__DATASET ENTRIES__.
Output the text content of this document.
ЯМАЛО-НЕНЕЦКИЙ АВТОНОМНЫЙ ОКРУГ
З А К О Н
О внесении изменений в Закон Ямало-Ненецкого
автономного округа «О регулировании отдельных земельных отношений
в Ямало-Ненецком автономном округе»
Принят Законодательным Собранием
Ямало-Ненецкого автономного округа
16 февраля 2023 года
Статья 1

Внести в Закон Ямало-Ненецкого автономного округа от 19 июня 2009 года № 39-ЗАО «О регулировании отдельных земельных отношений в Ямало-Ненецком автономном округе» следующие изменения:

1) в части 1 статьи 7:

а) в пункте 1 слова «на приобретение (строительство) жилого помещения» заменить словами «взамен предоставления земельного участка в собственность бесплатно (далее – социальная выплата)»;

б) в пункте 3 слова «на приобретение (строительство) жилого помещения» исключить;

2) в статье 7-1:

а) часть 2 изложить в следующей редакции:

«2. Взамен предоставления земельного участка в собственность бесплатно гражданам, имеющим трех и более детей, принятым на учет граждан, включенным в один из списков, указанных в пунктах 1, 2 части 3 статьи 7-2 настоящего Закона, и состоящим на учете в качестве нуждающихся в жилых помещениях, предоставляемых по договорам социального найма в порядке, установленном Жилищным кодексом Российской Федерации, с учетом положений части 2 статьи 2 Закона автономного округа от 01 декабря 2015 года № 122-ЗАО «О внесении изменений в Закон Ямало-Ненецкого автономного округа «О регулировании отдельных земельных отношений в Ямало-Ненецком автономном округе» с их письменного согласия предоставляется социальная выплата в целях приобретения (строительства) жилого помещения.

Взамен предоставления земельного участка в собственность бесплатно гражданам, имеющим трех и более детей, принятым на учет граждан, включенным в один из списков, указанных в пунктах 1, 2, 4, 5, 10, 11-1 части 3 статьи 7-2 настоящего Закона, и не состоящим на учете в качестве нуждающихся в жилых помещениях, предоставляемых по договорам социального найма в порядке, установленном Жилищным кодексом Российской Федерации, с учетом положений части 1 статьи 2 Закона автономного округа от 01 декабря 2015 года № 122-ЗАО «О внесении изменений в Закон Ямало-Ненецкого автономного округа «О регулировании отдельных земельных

__THE PROBLEM__. Of the lines in this material, state how many hold the string "слова". Write no other words.

__SOLVED EXERCISE__. 2